======== Extracted text

Cooper Grocery Co. v. City of Waco

71 S.W. 619 | Tex. App. | 1902

The city of Waco brought this suit against Luke Moore, James I. Moore, Bart Moore, John Moore, and T.P. Moore, formerly composing the firm of Moore Bros., and against the Cooper Grocery Company, a corporation, to recover $400, taxes due for the year 1894, on certain lots in the city of Waco. A personal judgment was recovered against the firm of Moore Bros., and a foreclosure of the lien on the lots as against all the defendants. A judgment was also rendered on cross-action in favor of the Cooper Grocery Company against the other defendants.

The Cooper Grocery Company only has appealed. The trial was before the court, and there are no findings of fact in the record, but from the statement of facts we find the following:

The city of Waco, a municipal corporation acting under special charter, regularly levied, for the year 1894, ad valorem taxes amounting in the aggregate to $2 on each $100 worth of property in said city.

================
======== Items

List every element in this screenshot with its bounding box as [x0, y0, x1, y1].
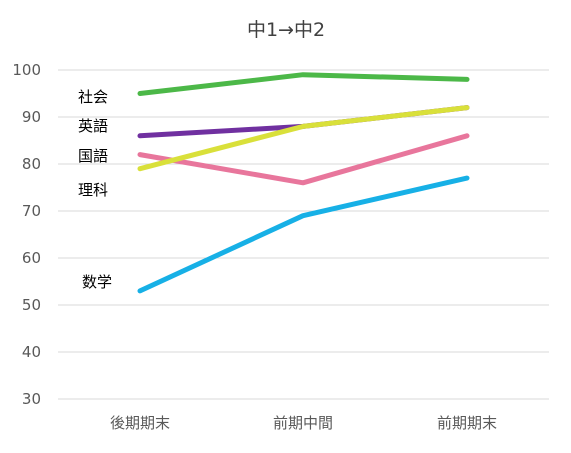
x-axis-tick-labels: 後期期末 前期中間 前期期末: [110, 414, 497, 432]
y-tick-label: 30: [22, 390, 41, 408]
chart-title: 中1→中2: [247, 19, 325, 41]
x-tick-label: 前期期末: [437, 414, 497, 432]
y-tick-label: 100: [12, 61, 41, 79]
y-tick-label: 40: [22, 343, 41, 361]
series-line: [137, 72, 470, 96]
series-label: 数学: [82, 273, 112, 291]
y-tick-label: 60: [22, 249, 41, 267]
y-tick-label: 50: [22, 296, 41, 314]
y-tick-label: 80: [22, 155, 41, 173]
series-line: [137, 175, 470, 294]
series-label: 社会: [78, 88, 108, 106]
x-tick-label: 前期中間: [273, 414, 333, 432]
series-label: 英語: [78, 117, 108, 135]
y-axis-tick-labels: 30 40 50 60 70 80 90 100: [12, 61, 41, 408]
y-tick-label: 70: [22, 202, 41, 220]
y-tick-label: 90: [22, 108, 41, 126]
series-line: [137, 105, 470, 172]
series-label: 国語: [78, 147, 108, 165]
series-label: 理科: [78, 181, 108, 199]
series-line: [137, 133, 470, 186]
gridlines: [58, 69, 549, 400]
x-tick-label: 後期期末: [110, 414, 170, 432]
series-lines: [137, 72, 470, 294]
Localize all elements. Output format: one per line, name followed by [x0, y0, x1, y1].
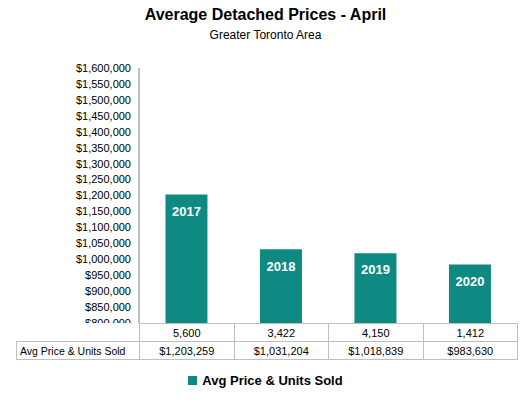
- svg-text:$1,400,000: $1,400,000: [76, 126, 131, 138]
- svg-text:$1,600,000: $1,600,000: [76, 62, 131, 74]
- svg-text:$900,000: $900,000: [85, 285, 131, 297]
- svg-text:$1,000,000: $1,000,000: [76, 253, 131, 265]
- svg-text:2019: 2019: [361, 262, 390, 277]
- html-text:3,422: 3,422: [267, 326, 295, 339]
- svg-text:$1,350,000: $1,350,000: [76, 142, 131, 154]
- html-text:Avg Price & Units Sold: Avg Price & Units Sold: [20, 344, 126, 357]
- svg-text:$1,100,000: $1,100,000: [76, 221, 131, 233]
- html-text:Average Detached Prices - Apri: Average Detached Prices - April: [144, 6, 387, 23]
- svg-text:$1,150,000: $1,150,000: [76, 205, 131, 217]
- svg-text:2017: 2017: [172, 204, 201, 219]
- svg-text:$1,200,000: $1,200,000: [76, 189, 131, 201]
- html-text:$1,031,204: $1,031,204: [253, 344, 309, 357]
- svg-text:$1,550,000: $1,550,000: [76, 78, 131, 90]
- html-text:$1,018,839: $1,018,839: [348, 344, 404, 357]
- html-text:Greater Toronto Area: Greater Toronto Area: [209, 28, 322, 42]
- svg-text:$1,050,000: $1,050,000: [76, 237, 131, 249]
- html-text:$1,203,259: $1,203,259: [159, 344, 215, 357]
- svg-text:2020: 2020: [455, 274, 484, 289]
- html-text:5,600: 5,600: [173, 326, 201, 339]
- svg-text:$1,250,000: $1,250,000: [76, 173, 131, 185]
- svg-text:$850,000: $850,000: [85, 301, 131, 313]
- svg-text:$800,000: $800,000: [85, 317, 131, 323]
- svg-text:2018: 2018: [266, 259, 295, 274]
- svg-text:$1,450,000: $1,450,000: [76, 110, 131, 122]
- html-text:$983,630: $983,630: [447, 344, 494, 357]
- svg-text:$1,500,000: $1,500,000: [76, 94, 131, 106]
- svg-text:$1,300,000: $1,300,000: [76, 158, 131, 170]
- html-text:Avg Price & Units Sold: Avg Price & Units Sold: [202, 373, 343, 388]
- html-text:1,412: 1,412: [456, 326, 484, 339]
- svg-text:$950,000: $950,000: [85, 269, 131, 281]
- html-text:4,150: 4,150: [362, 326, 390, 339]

================

*Your objective:*
Rewrite the paragraph in the Cooper Grocery Co. opinion that begins "The city of Waco brought this suit" as a short bulleted list of its main facts.

*Written reply:*
- The city of Waco sued Luke, James I., Bart, John and T.P. Moore, formerly the firm of Moore Bros., and the Cooper Grocery Company, a corporation.
- The suit sought $400 in taxes due for 1894 on certain lots in Waco.
- The city won a personal judgment against Moore Bros. and a foreclosure of the lien on the lots against all defendants.
- On a cross-action, the Cooper Grocery Company won a judgment against the other defendants.